<<<<

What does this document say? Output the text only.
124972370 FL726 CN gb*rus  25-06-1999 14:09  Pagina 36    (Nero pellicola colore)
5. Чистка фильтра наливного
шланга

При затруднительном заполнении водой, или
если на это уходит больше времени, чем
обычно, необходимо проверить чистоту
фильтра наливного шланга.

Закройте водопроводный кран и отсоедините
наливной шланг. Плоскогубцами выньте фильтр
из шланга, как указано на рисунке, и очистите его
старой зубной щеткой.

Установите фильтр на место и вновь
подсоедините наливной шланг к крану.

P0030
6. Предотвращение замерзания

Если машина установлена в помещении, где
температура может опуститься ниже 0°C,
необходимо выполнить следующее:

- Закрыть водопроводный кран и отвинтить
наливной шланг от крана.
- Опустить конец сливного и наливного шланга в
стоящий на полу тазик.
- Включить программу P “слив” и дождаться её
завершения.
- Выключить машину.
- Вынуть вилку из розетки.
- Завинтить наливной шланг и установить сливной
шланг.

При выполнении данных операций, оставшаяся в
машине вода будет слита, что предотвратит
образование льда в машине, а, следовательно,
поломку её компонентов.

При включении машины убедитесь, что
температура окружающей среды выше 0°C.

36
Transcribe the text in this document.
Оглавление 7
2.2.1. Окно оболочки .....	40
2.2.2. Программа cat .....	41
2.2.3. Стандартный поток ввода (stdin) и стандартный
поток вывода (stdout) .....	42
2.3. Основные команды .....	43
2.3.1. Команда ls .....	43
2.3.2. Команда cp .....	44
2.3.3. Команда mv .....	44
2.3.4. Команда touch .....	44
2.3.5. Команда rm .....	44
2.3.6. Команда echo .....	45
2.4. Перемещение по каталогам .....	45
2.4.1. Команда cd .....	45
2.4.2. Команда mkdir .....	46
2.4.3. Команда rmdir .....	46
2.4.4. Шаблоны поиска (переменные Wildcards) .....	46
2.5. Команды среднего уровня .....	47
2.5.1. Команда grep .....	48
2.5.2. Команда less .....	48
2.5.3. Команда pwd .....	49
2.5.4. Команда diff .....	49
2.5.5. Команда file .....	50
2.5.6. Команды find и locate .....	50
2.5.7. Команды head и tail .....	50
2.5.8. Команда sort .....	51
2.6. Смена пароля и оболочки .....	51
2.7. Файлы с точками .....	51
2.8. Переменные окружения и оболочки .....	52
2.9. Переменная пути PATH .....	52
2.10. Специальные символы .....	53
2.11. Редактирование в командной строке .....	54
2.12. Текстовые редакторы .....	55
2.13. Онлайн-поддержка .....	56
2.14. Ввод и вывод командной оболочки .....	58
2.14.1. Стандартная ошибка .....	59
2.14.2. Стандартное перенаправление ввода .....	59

>>>>

## [Set exercise]
Check each line of the entries above for the word "командной". List the ones that have it.

## [Response below]
2.11. Редактирование в командной строке .....	54
2.14. Ввод и вывод командной оболочки .....	58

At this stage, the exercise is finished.